Problem description: Check each line for the string "Julie", then give only how many lines have it.

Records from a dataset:
* * * *

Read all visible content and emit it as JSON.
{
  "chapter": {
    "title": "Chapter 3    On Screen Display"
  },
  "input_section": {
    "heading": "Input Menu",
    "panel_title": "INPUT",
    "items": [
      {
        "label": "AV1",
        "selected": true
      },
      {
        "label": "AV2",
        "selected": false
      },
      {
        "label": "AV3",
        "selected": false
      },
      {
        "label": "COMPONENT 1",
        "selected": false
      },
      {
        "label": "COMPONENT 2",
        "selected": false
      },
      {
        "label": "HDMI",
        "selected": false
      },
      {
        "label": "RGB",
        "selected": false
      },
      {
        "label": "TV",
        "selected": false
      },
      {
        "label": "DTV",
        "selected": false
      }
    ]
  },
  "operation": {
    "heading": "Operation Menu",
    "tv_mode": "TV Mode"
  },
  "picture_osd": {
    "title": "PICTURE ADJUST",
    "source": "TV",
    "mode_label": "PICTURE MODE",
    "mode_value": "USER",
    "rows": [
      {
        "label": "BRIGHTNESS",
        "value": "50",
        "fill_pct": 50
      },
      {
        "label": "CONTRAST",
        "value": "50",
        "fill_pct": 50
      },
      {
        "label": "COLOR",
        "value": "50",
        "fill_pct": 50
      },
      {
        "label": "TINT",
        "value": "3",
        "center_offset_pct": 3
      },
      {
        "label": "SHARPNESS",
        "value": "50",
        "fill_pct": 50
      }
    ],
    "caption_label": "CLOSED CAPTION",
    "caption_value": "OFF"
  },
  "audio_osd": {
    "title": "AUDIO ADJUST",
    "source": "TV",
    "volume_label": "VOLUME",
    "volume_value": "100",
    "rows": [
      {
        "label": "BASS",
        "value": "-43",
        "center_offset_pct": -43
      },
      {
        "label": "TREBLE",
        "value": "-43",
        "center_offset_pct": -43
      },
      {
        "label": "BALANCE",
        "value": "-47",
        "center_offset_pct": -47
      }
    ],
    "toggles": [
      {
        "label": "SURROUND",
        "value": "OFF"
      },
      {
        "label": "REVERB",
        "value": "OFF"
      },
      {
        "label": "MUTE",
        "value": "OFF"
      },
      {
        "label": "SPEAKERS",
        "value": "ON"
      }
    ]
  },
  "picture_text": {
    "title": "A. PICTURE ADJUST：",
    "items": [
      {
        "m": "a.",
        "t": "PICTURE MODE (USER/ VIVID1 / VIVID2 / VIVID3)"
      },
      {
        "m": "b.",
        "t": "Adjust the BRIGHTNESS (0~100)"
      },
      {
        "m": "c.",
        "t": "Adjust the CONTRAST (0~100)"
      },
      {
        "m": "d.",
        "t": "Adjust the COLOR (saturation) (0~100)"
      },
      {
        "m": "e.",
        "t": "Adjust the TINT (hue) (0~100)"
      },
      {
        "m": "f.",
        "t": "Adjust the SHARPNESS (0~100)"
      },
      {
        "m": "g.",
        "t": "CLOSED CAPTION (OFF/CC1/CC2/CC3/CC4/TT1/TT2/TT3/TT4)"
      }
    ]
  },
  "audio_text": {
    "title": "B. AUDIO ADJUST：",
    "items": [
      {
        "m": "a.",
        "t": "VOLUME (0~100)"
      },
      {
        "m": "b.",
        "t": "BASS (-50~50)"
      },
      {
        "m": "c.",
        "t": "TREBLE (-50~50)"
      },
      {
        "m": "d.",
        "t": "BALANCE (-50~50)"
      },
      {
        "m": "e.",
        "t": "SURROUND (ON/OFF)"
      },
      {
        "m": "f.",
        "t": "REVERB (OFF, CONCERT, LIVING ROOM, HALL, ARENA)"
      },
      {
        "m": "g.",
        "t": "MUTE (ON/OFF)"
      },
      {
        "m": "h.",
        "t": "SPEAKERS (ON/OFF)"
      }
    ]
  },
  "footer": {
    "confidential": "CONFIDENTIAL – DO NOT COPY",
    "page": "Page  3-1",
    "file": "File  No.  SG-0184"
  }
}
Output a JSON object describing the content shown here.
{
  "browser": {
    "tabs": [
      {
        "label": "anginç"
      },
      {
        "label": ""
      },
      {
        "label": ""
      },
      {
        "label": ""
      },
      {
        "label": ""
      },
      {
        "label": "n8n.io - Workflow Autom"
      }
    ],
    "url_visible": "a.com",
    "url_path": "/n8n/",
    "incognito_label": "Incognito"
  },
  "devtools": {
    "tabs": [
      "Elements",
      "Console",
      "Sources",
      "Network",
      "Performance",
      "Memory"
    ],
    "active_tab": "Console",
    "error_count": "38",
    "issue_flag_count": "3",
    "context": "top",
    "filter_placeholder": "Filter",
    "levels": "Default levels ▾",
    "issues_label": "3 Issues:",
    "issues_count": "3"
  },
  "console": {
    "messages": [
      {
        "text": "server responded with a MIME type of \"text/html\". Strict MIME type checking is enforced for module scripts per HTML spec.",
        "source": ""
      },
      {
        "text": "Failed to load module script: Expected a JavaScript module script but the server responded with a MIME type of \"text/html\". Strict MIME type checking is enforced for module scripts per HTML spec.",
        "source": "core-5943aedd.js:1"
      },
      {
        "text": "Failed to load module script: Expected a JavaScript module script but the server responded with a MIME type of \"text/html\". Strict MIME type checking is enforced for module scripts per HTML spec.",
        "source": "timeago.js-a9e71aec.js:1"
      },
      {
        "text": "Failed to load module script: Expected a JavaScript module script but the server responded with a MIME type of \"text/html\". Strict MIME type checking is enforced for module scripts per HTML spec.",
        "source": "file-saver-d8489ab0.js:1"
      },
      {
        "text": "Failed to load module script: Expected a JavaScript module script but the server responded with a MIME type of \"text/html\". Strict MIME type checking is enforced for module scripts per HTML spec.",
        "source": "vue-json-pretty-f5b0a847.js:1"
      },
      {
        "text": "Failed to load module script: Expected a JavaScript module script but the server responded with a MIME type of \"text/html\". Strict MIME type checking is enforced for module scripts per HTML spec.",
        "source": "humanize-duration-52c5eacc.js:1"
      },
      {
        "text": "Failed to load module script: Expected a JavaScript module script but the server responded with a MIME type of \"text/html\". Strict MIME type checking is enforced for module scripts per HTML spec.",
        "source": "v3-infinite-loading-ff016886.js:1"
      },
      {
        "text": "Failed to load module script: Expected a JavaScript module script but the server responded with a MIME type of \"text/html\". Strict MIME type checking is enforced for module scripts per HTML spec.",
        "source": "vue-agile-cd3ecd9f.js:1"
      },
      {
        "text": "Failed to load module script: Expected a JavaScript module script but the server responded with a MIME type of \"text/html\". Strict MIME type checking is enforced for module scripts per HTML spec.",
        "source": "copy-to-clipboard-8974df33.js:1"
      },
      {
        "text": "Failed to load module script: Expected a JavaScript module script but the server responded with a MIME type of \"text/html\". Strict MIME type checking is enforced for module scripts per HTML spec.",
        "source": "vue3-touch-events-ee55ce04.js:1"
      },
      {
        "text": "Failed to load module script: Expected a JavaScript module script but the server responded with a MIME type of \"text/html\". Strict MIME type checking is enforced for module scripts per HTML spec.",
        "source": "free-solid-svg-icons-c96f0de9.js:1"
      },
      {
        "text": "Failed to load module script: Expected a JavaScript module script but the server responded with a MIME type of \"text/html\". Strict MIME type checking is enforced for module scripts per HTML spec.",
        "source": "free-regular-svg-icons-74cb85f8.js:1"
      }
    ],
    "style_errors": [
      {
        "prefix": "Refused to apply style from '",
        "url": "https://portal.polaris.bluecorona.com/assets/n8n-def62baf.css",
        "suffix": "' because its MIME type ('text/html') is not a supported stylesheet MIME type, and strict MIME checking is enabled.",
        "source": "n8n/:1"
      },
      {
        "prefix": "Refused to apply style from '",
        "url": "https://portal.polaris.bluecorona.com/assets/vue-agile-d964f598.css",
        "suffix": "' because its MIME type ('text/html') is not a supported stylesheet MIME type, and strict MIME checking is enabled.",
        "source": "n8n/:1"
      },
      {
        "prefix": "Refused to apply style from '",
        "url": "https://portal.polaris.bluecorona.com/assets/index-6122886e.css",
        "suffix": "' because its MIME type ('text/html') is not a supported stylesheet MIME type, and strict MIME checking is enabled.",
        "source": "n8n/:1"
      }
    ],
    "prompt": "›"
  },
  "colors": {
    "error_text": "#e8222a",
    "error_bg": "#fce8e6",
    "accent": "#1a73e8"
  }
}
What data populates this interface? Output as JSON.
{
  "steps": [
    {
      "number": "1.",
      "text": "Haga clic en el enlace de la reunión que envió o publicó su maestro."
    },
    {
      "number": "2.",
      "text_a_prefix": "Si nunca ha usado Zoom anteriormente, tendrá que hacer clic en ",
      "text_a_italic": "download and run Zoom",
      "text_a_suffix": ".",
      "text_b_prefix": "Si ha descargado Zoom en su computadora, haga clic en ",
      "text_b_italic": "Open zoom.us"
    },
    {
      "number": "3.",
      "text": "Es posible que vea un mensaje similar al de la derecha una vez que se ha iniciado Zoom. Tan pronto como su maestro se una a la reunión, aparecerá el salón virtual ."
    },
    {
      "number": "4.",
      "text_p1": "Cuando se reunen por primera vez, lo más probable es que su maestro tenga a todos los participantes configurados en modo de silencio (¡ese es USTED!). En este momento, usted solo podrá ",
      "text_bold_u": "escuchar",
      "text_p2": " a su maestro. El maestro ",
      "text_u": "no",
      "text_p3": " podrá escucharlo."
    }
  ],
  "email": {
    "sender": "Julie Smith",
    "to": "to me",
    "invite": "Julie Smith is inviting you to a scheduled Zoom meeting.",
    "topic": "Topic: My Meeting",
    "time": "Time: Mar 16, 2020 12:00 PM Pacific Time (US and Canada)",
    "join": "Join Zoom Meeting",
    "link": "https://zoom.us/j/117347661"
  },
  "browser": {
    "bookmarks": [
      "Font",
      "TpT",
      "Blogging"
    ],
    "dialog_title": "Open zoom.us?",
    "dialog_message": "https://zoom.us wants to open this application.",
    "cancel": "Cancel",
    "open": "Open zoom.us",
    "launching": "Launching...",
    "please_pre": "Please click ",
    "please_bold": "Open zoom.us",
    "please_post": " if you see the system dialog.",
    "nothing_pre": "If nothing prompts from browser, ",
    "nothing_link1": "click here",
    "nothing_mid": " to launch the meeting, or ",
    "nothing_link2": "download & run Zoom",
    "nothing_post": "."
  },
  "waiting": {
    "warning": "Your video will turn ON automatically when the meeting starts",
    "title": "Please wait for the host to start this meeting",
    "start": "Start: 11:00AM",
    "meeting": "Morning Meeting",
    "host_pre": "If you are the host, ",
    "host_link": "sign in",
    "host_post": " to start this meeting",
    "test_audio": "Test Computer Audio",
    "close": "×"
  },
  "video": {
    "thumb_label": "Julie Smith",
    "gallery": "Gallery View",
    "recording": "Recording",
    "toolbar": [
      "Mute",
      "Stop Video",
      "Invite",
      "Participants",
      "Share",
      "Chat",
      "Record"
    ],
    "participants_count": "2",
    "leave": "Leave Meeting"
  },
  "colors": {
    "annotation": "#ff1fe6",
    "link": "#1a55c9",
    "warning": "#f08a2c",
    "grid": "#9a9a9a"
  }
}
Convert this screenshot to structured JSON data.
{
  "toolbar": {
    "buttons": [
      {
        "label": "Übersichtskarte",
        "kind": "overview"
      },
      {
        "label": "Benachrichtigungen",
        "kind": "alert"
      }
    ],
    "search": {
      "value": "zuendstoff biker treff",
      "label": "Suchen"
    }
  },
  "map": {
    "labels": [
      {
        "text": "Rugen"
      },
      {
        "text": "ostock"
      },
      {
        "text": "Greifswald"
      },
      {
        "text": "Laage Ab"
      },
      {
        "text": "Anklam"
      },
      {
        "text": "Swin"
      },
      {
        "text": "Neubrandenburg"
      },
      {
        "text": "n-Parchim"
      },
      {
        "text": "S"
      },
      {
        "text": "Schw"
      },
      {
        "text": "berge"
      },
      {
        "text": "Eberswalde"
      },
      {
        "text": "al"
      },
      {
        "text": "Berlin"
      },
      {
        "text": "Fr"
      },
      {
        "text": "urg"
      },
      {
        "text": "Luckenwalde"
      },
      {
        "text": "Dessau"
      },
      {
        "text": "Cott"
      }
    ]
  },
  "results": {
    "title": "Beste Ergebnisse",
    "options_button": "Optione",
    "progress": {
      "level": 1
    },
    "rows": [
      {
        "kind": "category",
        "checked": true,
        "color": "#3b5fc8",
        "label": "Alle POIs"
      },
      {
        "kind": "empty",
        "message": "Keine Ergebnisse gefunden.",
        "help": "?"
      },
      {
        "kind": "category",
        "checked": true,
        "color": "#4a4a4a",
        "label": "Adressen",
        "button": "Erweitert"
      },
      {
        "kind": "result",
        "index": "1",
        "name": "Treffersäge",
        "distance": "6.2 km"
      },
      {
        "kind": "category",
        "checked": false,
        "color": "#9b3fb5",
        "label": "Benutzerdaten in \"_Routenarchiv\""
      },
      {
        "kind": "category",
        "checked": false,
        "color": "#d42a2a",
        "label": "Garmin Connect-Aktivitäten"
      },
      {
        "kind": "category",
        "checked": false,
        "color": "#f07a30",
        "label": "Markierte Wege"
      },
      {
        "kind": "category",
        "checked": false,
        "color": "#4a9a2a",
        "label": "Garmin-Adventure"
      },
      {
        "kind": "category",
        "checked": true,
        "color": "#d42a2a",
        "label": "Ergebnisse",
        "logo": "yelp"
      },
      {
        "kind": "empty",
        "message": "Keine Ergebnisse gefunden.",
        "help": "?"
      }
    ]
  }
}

* * * *

Task answer: 3